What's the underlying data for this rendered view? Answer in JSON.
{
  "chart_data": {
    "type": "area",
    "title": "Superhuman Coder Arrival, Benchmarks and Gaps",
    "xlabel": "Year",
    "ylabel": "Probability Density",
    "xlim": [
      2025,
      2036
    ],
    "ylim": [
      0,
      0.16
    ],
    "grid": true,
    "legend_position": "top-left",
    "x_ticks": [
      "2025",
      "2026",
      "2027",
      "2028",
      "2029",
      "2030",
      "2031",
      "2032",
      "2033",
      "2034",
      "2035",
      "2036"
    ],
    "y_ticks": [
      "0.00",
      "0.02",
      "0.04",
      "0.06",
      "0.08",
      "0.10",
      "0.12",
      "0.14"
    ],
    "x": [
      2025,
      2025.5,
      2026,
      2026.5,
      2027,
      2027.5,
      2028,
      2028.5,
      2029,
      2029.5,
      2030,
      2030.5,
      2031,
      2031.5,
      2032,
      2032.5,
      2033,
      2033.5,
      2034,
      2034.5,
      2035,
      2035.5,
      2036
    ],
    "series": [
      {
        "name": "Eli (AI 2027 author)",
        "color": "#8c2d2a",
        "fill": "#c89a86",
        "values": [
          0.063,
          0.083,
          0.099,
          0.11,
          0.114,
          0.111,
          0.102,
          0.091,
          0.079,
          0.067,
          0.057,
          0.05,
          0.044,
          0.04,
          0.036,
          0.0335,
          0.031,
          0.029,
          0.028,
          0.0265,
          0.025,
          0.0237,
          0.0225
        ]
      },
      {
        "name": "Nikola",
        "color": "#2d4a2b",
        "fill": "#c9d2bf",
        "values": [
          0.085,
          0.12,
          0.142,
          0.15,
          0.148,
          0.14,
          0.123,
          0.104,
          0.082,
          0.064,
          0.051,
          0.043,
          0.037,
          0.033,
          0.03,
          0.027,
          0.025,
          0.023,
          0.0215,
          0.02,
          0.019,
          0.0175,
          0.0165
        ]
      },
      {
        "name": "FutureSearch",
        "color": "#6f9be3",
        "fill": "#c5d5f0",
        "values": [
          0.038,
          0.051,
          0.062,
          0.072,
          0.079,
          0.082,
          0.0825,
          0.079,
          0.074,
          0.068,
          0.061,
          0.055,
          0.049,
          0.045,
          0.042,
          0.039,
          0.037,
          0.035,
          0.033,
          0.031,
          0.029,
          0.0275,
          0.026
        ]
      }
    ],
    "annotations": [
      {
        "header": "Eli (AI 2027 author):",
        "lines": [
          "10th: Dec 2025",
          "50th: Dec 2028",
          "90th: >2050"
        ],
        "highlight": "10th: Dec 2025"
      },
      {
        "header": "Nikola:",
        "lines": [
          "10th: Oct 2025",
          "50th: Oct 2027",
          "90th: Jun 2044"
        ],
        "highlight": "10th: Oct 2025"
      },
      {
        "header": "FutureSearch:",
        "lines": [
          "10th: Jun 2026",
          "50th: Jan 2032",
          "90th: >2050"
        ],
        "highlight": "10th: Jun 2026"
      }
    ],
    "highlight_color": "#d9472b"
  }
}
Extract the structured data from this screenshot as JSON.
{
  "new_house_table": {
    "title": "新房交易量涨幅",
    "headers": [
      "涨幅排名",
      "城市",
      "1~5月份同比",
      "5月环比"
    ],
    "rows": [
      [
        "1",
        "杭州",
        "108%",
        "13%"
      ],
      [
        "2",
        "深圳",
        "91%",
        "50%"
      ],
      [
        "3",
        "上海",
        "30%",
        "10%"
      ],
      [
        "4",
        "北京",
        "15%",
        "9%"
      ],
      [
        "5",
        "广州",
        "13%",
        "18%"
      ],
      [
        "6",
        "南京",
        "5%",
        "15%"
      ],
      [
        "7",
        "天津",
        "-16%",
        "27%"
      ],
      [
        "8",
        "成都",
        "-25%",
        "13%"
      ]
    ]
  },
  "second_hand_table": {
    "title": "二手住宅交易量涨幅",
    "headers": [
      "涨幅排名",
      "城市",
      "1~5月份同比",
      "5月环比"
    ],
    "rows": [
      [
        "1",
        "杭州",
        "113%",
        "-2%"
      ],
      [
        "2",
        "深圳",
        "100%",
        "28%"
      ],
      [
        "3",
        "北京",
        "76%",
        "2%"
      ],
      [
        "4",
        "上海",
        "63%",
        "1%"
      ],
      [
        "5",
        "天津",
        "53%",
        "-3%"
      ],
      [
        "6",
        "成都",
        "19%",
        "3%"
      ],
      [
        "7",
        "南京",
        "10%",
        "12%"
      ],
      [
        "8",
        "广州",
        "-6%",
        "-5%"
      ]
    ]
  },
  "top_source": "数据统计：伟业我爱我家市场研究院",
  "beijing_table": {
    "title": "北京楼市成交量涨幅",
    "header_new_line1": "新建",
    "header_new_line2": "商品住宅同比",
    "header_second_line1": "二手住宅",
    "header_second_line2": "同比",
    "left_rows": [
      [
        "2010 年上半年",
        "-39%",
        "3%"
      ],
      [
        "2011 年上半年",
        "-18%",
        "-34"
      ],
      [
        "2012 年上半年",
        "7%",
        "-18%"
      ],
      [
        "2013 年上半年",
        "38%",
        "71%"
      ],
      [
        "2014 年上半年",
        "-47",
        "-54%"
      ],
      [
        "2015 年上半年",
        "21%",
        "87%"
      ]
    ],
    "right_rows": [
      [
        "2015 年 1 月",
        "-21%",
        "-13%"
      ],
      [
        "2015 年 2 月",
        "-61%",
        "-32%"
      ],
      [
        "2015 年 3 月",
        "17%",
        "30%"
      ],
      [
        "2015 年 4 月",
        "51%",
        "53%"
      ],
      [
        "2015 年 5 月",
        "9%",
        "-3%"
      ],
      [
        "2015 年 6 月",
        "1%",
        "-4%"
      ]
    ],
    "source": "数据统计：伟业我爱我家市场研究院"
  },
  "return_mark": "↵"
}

▸ **INSTRUCTION**: Every entry should be printed again exactly as it stands.

▸ **RESPONSE TO THE TASK**:
What's the underlying data for this rendered view? Answer in JSON.
{
  "chart_data": {
    "type": "area",
    "title": "Superhuman Coder Arrival, Benchmarks and Gaps",
    "xlabel": "Year",
    "ylabel": "Probability Density",
    "xlim": [
      2025,
      2036
    ],
    "ylim": [
      0,
      0.16
    ],
    "grid": true,
    "legend_position": "top-left",
    "x_ticks": [
      "2025",
      "2026",
      "2027",
      "2028",
      "2029",
      "2030",
      "2031",
      "2032",
      "2033",
      "2034",
      "2035",
      "2036"
    ],
    "y_ticks": [
      "0.00",
      "0.02",
      "0.04",
      "0.06",
      "0.08",
      "0.10",
      "0.12",
      "0.14"
    ],
    "x": [
      2025,
      2025.5,
      2026,
      2026.5,
      2027,
      2027.5,
      2028,
      2028.5,
      2029,
      2029.5,
      2030,
      2030.5,
      2031,
      2031.5,
      2032,
      2032.5,
      2033,
      2033.5,
      2034,
      2034.5,
      2035,
      2035.5,
      2036
    ],
    "series": [
      {
        "name": "Eli (AI 2027 author)",
        "color": "#8c2d2a",
        "fill": "#c89a86",
        "values": [
          0.063,
          0.083,
          0.099,
          0.11,
          0.114,
          0.111,
          0.102,
          0.091,
          0.079,
          0.067,
          0.057,
          0.05,
          0.044,
          0.04,
          0.036,
          0.0335,
          0.031,
          0.029,
          0.028,
          0.0265,
          0.025,
          0.0237,
          0.0225
        ]
      },
      {
        "name": "Nikola",
        "color": "#2d4a2b",
        "fill": "#c9d2bf",
        "values": [
          0.085,
          0.12,
          0.142,
          0.15,
          0.148,
          0.14,
          0.123,
          0.104,
          0.082,
          0.064,
          0.051,
          0.043,
          0.037,
          0.033,
          0.03,
          0.027,
          0.025,
          0.023,
          0.0215,
          0.02,
          0.019,
          0.0175,
          0.0165
        ]
      },
      {
        "name": "FutureSearch",
        "color": "#6f9be3",
        "fill": "#c5d5f0",
        "values": [
          0.038,
          0.051,
          0.062,
          0.072,
          0.079,
          0.082,
          0.0825,
          0.079,
          0.074,
          0.068,
          0.061,
          0.055,
          0.049,
          0.045,
          0.042,
          0.039,
          0.037,
          0.035,
          0.033,
          0.031,
          0.029,
          0.0275,
          0.026
        ]
      }
    ],
    "annotations": [
      {
        "header": "Eli (AI 2027 author):",
        "lines": [
          "10th: Dec 2025",
          "50th: Dec 2028",
          "90th: >2050"
        ],
        "highlight": "10th: Dec 2025"
      },
      {
        "header": "Nikola:",
        "lines": [
          "10th: Oct 2025",
          "50th: Oct 2027",
          "90th: Jun 2044"
        ],
        "highlight": "10th: Oct 2025"
      },
      {
        "header": "FutureSearch:",
        "lines": [
          "10th: Jun 2026",
          "50th: Jan 2032",
          "90th: >2050"
        ],
        "highlight": "10th: Jun 2026"
      }
    ],
    "highlight_color": "#d9472b"
  }
}
Extract the structured data from this screenshot as JSON.
{
  "new_house_table": {
    "title": "新房交易量涨幅",
    "headers": [
      "涨幅排名",
      "城市",
      "1~5月份同比",
      "5月环比"
    ],
    "rows": [
      [
        "1",
        "杭州",
        "108%",
        "13%"
      ],
      [
        "2",
        "深圳",
        "91%",
        "50%"
      ],
      [
        "3",
        "上海",
        "30%",
        "10%"
      ],
      [
        "4",
        "北京",
        "15%",
        "9%"
      ],
      [
        "5",
        "广州",
        "13%",
        "18%"
      ],
      [
        "6",
        "南京",
        "5%",
        "15%"
      ],
      [
        "7",
        "天津",
        "-16%",
        "27%"
      ],
      [
        "8",
        "成都",
        "-25%",
        "13%"
      ]
    ]
  },
  "second_hand_table": {
    "title": "二手住宅交易量涨幅",
    "headers": [
      "涨幅排名",
      "城市",
      "1~5月份同比",
      "5月环比"
    ],
    "rows": [
      [
        "1",
        "杭州",
        "113%",
        "-2%"
      ],
      [
        "2",
        "深圳",
        "100%",
        "28%"
      ],
      [
        "3",
        "北京",
        "76%",
        "2%"
      ],
      [
        "4",
        "上海",
        "63%",
        "1%"
      ],
      [
        "5",
        "天津",
        "53%",
        "-3%"
      ],
      [
        "6",
        "成都",
        "19%",
        "3%"
      ],
      [
        "7",
        "南京",
        "10%",
        "12%"
      ],
      [
        "8",
        "广州",
        "-6%",
        "-5%"
      ]
    ]
  },
  "top_source": "数据统计：伟业我爱我家市场研究院",
  "beijing_table": {
    "title": "北京楼市成交量涨幅",
    "header_new_line1": "新建",
    "header_new_line2": "商品住宅同比",
    "header_second_line1": "二手住宅",
    "header_second_line2": "同比",
    "left_rows": [
      [
        "2010 年上半年",
        "-39%",
        "3%"
      ],
      [
        "2011 年上半年",
        "-18%",
        "-34"
      ],
      [
        "2012 年上半年",
        "7%",
        "-18%"
      ],
      [
        "2013 年上半年",
        "38%",
        "71%"
      ],
      [
        "2014 年上半年",
        "-47",
        "-54%"
      ],
      [
        "2015 年上半年",
        "21%",
        "87%"
      ]
    ],
    "right_rows": [
      [
        "2015 年 1 月",
        "-21%",
        "-13%"
      ],
      [
        "2015 年 2 月",
        "-61%",
        "-32%"
      ],
      [
        "2015 年 3 月",
        "17%",
        "30%"
      ],
      [
        "2015 年 4 月",
        "51%",
        "53%"
      ],
      [
        "2015 年 5 月",
        "9%",
        "-3%"
      ],
      [
        "2015 年 6 月",
        "1%",
        "-4%"
      ]
    ],
    "source": "数据统计：伟业我爱我家市场研究院"
  },
  "return_mark": "↵"
}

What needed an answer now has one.